"""

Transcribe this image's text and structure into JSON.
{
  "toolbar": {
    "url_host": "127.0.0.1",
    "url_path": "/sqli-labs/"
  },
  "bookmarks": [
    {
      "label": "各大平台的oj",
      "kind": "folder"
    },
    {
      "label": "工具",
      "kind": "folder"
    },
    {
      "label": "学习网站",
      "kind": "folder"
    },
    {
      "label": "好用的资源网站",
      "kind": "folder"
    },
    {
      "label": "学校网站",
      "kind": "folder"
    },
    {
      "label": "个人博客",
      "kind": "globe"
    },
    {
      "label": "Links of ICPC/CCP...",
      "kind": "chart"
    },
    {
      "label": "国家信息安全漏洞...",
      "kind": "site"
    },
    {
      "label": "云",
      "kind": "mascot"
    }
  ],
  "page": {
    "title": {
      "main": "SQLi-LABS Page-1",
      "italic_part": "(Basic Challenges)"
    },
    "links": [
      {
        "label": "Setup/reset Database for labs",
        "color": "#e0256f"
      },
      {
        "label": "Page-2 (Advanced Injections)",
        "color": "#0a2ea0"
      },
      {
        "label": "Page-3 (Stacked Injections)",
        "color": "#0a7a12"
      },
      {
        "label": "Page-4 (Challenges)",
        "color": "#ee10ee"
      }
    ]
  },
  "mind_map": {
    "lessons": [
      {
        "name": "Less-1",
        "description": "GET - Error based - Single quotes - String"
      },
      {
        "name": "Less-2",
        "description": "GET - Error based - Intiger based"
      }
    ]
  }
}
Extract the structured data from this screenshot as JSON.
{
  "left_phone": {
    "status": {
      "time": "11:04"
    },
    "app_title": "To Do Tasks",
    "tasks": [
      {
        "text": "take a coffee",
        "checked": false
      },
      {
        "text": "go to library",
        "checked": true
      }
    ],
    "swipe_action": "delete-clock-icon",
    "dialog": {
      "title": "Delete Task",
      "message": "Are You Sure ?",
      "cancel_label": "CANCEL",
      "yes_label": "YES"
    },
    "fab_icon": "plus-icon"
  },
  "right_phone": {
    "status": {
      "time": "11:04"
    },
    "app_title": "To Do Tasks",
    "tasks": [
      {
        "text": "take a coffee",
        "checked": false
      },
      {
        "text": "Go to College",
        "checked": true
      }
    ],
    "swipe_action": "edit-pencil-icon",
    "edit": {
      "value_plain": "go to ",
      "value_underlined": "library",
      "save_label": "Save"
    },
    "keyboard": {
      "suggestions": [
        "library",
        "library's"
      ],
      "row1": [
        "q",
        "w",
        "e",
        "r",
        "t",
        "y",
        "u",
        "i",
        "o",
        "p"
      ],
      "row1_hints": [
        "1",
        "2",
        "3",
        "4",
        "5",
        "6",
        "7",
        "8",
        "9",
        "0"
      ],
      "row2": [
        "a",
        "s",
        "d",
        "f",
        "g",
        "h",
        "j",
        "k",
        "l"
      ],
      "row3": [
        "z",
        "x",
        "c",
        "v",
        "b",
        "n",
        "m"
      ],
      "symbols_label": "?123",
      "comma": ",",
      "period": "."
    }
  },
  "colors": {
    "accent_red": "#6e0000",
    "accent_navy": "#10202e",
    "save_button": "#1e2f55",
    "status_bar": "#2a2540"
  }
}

"""

Please reproduce each line exactly as written.

Transcribe this image's text and structure into JSON.
{
  "toolbar": {
    "url_host": "127.0.0.1",
    "url_path": "/sqli-labs/"
  },
  "bookmarks": [
    {
      "label": "各大平台的oj",
      "kind": "folder"
    },
    {
      "label": "工具",
      "kind": "folder"
    },
    {
      "label": "学习网站",
      "kind": "folder"
    },
    {
      "label": "好用的资源网站",
      "kind": "folder"
    },
    {
      "label": "学校网站",
      "kind": "folder"
    },
    {
      "label": "个人博客",
      "kind": "globe"
    },
    {
      "label": "Links of ICPC/CCP...",
      "kind": "chart"
    },
    {
      "label": "国家信息安全漏洞...",
      "kind": "site"
    },
    {
      "label": "云",
      "kind": "mascot"
    }
  ],
  "page": {
    "title": {
      "main": "SQLi-LABS Page-1",
      "italic_part": "(Basic Challenges)"
    },
    "links": [
      {
        "label": "Setup/reset Database for labs",
        "color": "#e0256f"
      },
      {
        "label": "Page-2 (Advanced Injections)",
        "color": "#0a2ea0"
      },
      {
        "label": "Page-3 (Stacked Injections)",
        "color": "#0a7a12"
      },
      {
        "label": "Page-4 (Challenges)",
        "color": "#ee10ee"
      }
    ]
  },
  "mind_map": {
    "lessons": [
      {
        "name": "Less-1",
        "description": "GET - Error based - Single quotes - String"
      },
      {
        "name": "Less-2",
        "description": "GET - Error based - Intiger based"
      }
    ]
  }
}
Extract the structured data from this screenshot as JSON.
{
  "left_phone": {
    "status": {
      "time": "11:04"
    },
    "app_title": "To Do Tasks",
    "tasks": [
      {
        "text": "take a coffee",
        "checked": false
      },
      {
        "text": "go to library",
        "checked": true
      }
    ],
    "swipe_action": "delete-clock-icon",
    "dialog": {
      "title": "Delete Task",
      "message": "Are You Sure ?",
      "cancel_label": "CANCEL",
      "yes_label": "YES"
    },
    "fab_icon": "plus-icon"
  },
  "right_phone": {
    "status": {
      "time": "11:04"
    },
    "app_title": "To Do Tasks",
    "tasks": [
      {
        "text": "take a coffee",
        "checked": false
      },
      {
        "text": "Go to College",
        "checked": true
      }
    ],
    "swipe_action": "edit-pencil-icon",
    "edit": {
      "value_plain": "go to ",
      "value_underlined": "library",
      "save_label": "Save"
    },
    "keyboard": {
      "suggestions": [
        "library",
        "library's"
      ],
      "row1": [
        "q",
        "w",
        "e",
        "r",
        "t",
        "y",
        "u",
        "i",
        "o",
        "p"
      ],
      "row1_hints": [
        "1",
        "2",
        "3",
        "4",
        "5",
        "6",
        "7",
        "8",
        "9",
        "0"
      ],
      "row2": [
        "a",
        "s",
        "d",
        "f",
        "g",
        "h",
        "j",
        "k",
        "l"
      ],
      "row3": [
        "z",
        "x",
        "c",
        "v",
        "b",
        "n",
        "m"
      ],
      "symbols_label": "?123",
      "comma": ",",
      "period": "."
    }
  },
  "colors": {
    "accent_red": "#6e0000",
    "accent_navy": "#10202e",
    "save_button": "#1e2f55",
    "status_bar": "#2a2540"
  }
}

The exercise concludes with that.